THE TASK
Show each line of the data below that has the string "事业就有多大" in it.

THE INPUT
— Start —
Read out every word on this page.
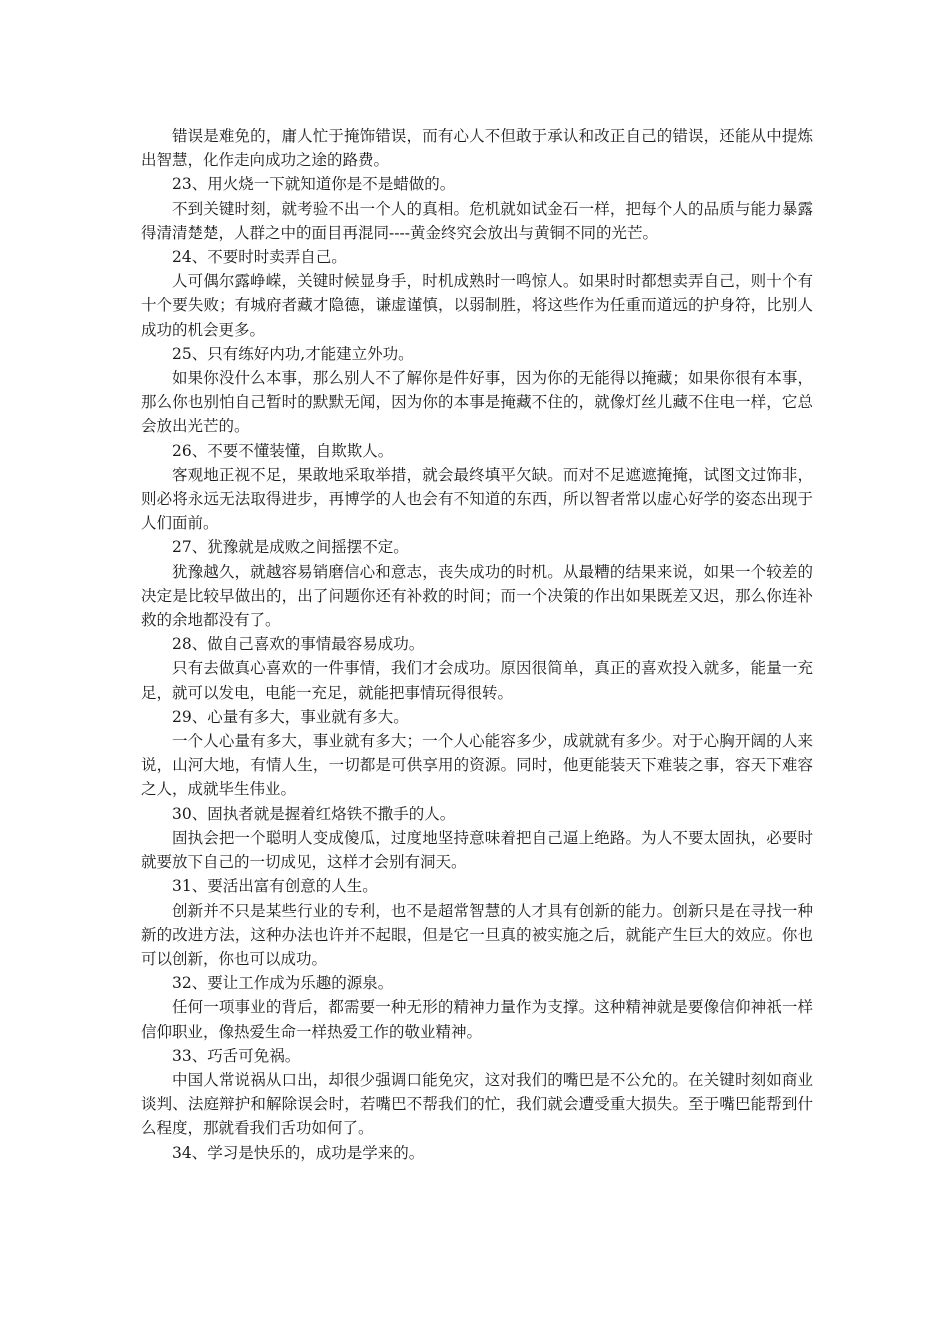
错误是难免的，庸人忙于掩饰错误，而有心人不但敢于承认和改正自己的错误，还能从中提炼出智慧，化作走向成功之途的路费。

23、用火烧一下就知道你是不是蜡做的。

不到关键时刻，就考验不出一个人的真相。危机就如试金石一样，把每个人的品质与能力暴露得清清楚楚，人群之中的面目再混同----黄金终究会放出与黄铜不同的光芒。

24、不要时时卖弄自己。

人可偶尔露峥嵘，关键时候显身手，时机成熟时一鸣惊人。如果时时都想卖弄自己，则十个有十个要失败；有城府者藏才隐德，谦虚谨慎，以弱制胜，将这些作为任重而道远的护身符，比别人成功的机会更多。

25、只有练好内功,才能建立外功。

如果你没什么本事，那么别人不了解你是件好事，因为你的无能得以掩藏；如果你很有本事，那么你也别怕自己暂时的默默无闻，因为你的本事是掩藏不住的，就像灯丝儿藏不住电一样，它总会放出光芒的。

26、不要不懂装懂，自欺欺人。

客观地正视不足，果敢地采取举措，就会最终填平欠缺。而对不足遮遮掩掩，试图文过饰非，则必将永远无法取得进步，再博学的人也会有不知道的东西，所以智者常以虚心好学的姿态出现于人们面前。

27、犹豫就是成败之间摇摆不定。

犹豫越久，就越容易销磨信心和意志，丧失成功的时机。从最糟的结果来说，如果一个较差的决定是比较早做出的，出了问题你还有补救的时间；而一个决策的作出如果既差又迟，那么你连补救的余地都没有了。

28、做自己喜欢的事情最容易成功。

只有去做真心喜欢的一件事情，我们才会成功。原因很简单，真正的喜欢投入就多，能量一充足，就可以发电，电能一充足，就能把事情玩得很转。

29、心量有多大，事业就有多大。

一个人心量有多大，事业就有多大；一个人心能容多少，成就就有多少。对于心胸开阔的人来说，山河大地，有情人生，一切都是可供享用的资源。同时，他更能装天下难装之事，容天下难容之人，成就毕生伟业。

30、固执者就是握着红烙铁不撒手的人。

固执会把一个聪明人变成傻瓜，过度地坚持意味着把自己逼上绝路。为人不要太固执，必要时就要放下自己的一切成见，这样才会别有洞天。

31、要活出富有创意的人生。

创新并不只是某些行业的专利，也不是超常智慧的人才具有创新的能力。创新只是在寻找一种新的改进方法，这种办法也许并不起眼，但是它一旦真的被实施之后，就能产生巨大的效应。你也可以创新，你也可以成功。

32、要让工作成为乐趣的源泉。

任何一项事业的背后，都需要一种无形的精神力量作为支撑。这种精神就是要像信仰神祇一样信仰职业，像热爱生命一样热爱工作的敬业精神。

33、巧舌可免祸。

中国人常说祸从口出，却很少强调口能免灾，这对我们的嘴巴是不公允的。在关键时刻如商业谈判、法庭辩护和解除误会时，若嘴巴不帮我们的忙，我们就会遭受重大损失。至于嘴巴能帮到什么程度，那就看我们舌功如何了。

34、学习是快乐的，成功是学来的。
— End —
THE COMPLETED TASK
29、心量有多大，事业就有多大。
一个人心量有多大，事业就有多大；一个人心能容多少，成就就有多少。对于心胸开阔的人来说，山河大地，有情人生，一切都是可供享用的资源。同时，他更能装天下难装之事，容天下难容之人，成就毕生伟业。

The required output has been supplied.